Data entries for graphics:
◆ ◆ ◆ ◆

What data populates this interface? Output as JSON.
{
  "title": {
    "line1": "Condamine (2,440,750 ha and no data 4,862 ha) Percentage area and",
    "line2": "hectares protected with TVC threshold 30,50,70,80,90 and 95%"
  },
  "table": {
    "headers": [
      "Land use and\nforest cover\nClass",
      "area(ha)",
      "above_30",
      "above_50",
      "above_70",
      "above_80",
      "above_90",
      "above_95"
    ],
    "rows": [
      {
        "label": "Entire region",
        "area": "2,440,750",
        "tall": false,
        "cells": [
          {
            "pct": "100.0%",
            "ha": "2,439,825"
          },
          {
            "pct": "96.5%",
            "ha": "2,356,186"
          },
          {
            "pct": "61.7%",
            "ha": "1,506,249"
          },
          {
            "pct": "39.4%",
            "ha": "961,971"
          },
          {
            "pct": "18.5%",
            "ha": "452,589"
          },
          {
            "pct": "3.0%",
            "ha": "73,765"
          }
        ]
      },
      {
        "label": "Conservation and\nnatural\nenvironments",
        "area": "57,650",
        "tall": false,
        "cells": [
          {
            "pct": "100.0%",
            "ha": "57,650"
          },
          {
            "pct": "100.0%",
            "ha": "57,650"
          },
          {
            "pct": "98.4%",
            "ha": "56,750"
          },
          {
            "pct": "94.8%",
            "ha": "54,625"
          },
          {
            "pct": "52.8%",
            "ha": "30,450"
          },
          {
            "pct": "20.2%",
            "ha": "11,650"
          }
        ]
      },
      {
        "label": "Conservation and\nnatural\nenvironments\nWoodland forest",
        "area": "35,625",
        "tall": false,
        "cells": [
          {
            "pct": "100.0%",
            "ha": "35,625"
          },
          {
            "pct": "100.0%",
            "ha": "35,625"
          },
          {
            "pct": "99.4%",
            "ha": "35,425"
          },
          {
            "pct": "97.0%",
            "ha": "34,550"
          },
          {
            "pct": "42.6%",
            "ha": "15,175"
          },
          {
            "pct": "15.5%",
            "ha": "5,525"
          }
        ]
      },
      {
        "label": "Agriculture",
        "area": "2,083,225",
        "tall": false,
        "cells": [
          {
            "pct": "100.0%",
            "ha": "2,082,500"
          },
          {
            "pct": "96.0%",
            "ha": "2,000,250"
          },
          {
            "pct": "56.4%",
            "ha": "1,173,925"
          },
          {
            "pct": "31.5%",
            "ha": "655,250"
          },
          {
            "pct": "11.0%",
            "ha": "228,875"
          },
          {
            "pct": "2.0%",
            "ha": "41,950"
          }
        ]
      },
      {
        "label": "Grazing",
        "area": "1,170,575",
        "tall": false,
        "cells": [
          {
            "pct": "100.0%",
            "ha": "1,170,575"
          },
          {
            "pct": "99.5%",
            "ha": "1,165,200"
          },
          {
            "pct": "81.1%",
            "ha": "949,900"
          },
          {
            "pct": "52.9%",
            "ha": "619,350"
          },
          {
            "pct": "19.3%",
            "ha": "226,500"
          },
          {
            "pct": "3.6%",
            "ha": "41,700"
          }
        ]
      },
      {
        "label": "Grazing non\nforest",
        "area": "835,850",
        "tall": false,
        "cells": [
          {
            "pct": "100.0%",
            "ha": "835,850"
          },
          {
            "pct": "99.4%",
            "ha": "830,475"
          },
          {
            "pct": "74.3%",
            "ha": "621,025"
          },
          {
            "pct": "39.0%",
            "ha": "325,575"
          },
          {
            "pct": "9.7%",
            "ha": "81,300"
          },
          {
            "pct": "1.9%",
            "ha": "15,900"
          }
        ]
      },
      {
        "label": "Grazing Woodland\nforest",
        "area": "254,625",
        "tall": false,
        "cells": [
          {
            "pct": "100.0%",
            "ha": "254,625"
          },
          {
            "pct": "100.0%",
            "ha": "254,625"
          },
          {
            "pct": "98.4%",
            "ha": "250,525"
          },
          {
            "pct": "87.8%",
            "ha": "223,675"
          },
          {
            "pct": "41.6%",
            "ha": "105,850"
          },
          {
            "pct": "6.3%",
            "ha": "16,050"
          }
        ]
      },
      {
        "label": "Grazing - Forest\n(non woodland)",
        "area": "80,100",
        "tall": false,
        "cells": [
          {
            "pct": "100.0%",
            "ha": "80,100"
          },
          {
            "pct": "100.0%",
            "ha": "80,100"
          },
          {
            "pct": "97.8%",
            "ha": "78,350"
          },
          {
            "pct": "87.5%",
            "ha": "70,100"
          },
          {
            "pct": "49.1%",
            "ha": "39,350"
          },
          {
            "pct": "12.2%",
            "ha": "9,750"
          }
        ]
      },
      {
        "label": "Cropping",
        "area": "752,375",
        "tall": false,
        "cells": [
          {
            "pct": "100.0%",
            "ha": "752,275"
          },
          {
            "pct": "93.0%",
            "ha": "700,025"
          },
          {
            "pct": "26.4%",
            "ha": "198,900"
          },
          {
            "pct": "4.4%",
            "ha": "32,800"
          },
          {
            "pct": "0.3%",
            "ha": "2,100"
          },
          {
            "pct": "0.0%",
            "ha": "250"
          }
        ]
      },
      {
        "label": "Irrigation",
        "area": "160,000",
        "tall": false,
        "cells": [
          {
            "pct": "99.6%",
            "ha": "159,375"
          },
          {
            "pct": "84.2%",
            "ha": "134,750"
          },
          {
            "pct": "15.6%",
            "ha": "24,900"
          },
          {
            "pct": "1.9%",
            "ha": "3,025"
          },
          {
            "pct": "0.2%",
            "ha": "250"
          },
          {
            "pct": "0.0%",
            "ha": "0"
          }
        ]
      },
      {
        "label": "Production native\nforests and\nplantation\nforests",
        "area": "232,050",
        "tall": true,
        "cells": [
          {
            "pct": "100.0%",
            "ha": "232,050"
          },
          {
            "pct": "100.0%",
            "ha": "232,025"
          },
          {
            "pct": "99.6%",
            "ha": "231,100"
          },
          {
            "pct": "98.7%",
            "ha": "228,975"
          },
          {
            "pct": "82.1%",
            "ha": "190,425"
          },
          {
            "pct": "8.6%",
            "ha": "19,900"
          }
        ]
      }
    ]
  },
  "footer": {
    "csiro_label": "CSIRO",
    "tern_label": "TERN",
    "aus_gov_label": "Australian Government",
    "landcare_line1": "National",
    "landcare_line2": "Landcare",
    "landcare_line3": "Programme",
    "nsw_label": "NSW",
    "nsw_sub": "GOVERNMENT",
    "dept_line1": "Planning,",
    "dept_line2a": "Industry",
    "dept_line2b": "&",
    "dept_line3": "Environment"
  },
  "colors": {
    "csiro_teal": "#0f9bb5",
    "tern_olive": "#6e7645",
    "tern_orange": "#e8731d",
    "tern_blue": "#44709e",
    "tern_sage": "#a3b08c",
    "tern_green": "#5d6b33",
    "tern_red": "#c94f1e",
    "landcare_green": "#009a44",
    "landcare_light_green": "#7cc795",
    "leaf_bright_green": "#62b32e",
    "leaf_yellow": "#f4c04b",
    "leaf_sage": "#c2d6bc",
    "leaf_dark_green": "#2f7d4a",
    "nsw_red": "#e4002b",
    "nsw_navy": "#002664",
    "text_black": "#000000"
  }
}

◆ ◆ ◆ ◆

> _PROBLEM_: Reproduce the material above exactly; please quote every line of it.

> _SOLUTION TO THIS PROBLEM_:
What data populates this interface? Output as JSON.
{
  "title": {
    "line1": "Condamine (2,440,750 ha and no data 4,862 ha) Percentage area and",
    "line2": "hectares protected with TVC threshold 30,50,70,80,90 and 95%"
  },
  "table": {
    "headers": [
      "Land use and\nforest cover\nClass",
      "area(ha)",
      "above_30",
      "above_50",
      "above_70",
      "above_80",
      "above_90",
      "above_95"
    ],
    "rows": [
      {
        "label": "Entire region",
        "area": "2,440,750",
        "tall": false,
        "cells": [
          {
            "pct": "100.0%",
            "ha": "2,439,825"
          },
          {
            "pct": "96.5%",
            "ha": "2,356,186"
          },
          {
            "pct": "61.7%",
            "ha": "1,506,249"
          },
          {
            "pct": "39.4%",
            "ha": "961,971"
          },
          {
            "pct": "18.5%",
            "ha": "452,589"
          },
          {
            "pct": "3.0%",
            "ha": "73,765"
          }
        ]
      },
      {
        "label": "Conservation and\nnatural\nenvironments",
        "area": "57,650",
        "tall": false,
        "cells": [
          {
            "pct": "100.0%",
            "ha": "57,650"
          },
          {
            "pct": "100.0%",
            "ha": "57,650"
          },
          {
            "pct": "98.4%",
            "ha": "56,750"
          },
          {
            "pct": "94.8%",
            "ha": "54,625"
          },
          {
            "pct": "52.8%",
            "ha": "30,450"
          },
          {
            "pct": "20.2%",
            "ha": "11,650"
          }
        ]
      },
      {
        "label": "Conservation and\nnatural\nenvironments\nWoodland forest",
        "area": "35,625",
        "tall": false,
        "cells": [
          {
            "pct": "100.0%",
            "ha": "35,625"
          },
          {
            "pct": "100.0%",
            "ha": "35,625"
          },
          {
            "pct": "99.4%",
            "ha": "35,425"
          },
          {
            "pct": "97.0%",
            "ha": "34,550"
          },
          {
            "pct": "42.6%",
            "ha": "15,175"
          },
          {
            "pct": "15.5%",
            "ha": "5,525"
          }
        ]
      },
      {
        "label": "Agriculture",
        "area": "2,083,225",
        "tall": false,
        "cells": [
          {
            "pct": "100.0%",
            "ha": "2,082,500"
          },
          {
            "pct": "96.0%",
            "ha": "2,000,250"
          },
          {
            "pct": "56.4%",
            "ha": "1,173,925"
          },
          {
            "pct": "31.5%",
            "ha": "655,250"
          },
          {
            "pct": "11.0%",
            "ha": "228,875"
          },
          {
            "pct": "2.0%",
            "ha": "41,950"
          }
        ]
      },
      {
        "label": "Grazing",
        "area": "1,170,575",
        "tall": false,
        "cells": [
          {
            "pct": "100.0%",
            "ha": "1,170,575"
          },
          {
            "pct": "99.5%",
            "ha": "1,165,200"
          },
          {
            "pct": "81.1%",
            "ha": "949,900"
          },
          {
            "pct": "52.9%",
            "ha": "619,350"
          },
          {
            "pct": "19.3%",
            "ha": "226,500"
          },
          {
            "pct": "3.6%",
            "ha": "41,700"
          }
        ]
      },
      {
        "label": "Grazing non\nforest",
        "area": "835,850",
        "tall": false,
        "cells": [
          {
            "pct": "100.0%",
            "ha": "835,850"
          },
          {
            "pct": "99.4%",
            "ha": "830,475"
          },
          {
            "pct": "74.3%",
            "ha": "621,025"
          },
          {
            "pct": "39.0%",
            "ha": "325,575"
          },
          {
            "pct": "9.7%",
            "ha": "81,300"
          },
          {
            "pct": "1.9%",
            "ha": "15,900"
          }
        ]
      },
      {
        "label": "Grazing Woodland\nforest",
        "area": "254,625",
        "tall": false,
        "cells": [
          {
            "pct": "100.0%",
            "ha": "254,625"
          },
          {
            "pct": "100.0%",
            "ha": "254,625"
          },
          {
            "pct": "98.4%",
            "ha": "250,525"
          },
          {
            "pct": "87.8%",
            "ha": "223,675"
          },
          {
            "pct": "41.6%",
            "ha": "105,850"
          },
          {
            "pct": "6.3%",
            "ha": "16,050"
          }
        ]
      },
      {
        "label": "Grazing - Forest\n(non woodland)",
        "area": "80,100",
        "tall": false,
        "cells": [
          {
            "pct": "100.0%",
            "ha": "80,100"
          },
          {
            "pct": "100.0%",
            "ha": "80,100"
          },
          {
            "pct": "97.8%",
            "ha": "78,350"
          },
          {
            "pct": "87.5%",
            "ha": "70,100"
          },
          {
            "pct": "49.1%",
            "ha": "39,350"
          },
          {
            "pct": "12.2%",
            "ha": "9,750"
          }
        ]
      },
      {
        "label": "Cropping",
        "area": "752,375",
        "tall": false,
        "cells": [
          {
            "pct": "100.0%",
            "ha": "752,275"
          },
          {
            "pct": "93.0%",
            "ha": "700,025"
          },
          {
            "pct": "26.4%",
            "ha": "198,900"
          },
          {
            "pct": "4.4%",
            "ha": "32,800"
          },
          {
            "pct": "0.3%",
            "ha": "2,100"
          },
          {
            "pct": "0.0%",
            "ha": "250"
          }
        ]
      },
      {
        "label": "Irrigation",
        "area": "160,000",
        "tall": false,
        "cells": [
          {
            "pct": "99.6%",
            "ha": "159,375"
          },
          {
            "pct": "84.2%",
            "ha": "134,750"
          },
          {
            "pct": "15.6%",
            "ha": "24,900"
          },
          {
            "pct": "1.9%",
            "ha": "3,025"
          },
          {
            "pct": "0.2%",
            "ha": "250"
          },
          {
            "pct": "0.0%",
            "ha": "0"
          }
        ]
      },
      {
        "label": "Production native\nforests and\nplantation\nforests",
        "area": "232,050",
        "tall": true,
        "cells": [
          {
            "pct": "100.0%",
            "ha": "232,050"
          },
          {
            "pct": "100.0%",
            "ha": "232,025"
          },
          {
            "pct": "99.6%",
            "ha": "231,100"
          },
          {
            "pct": "98.7%",
            "ha": "228,975"
          },
          {
            "pct": "82.1%",
            "ha": "190,425"
          },
          {
            "pct": "8.6%",
            "ha": "19,900"
          }
        ]
      }
    ]
  },
  "footer": {
    "csiro_label": "CSIRO",
    "tern_label": "TERN",
    "aus_gov_label": "Australian Government",
    "landcare_line1": "National",
    "landcare_line2": "Landcare",
    "landcare_line3": "Programme",
    "nsw_label": "NSW",
    "nsw_sub": "GOVERNMENT",
    "dept_line1": "Planning,",
    "dept_line2a": "Industry",
    "dept_line2b": "&",
    "dept_line3": "Environment"
  },
  "colors": {
    "csiro_teal": "#0f9bb5",
    "tern_olive": "#6e7645",
    "tern_orange": "#e8731d",
    "tern_blue": "#44709e",
    "tern_sage": "#a3b08c",
    "tern_green": "#5d6b33",
    "tern_red": "#c94f1e",
    "landcare_green": "#009a44",
    "landcare_light_green": "#7cc795",
    "leaf_bright_green": "#62b32e",
    "leaf_yellow": "#f4c04b",
    "leaf_sage": "#c2d6bc",
    "leaf_dark_green": "#2f7d4a",
    "nsw_red": "#e4002b",
    "nsw_navy": "#002664",
    "text_black": "#000000"
  }
}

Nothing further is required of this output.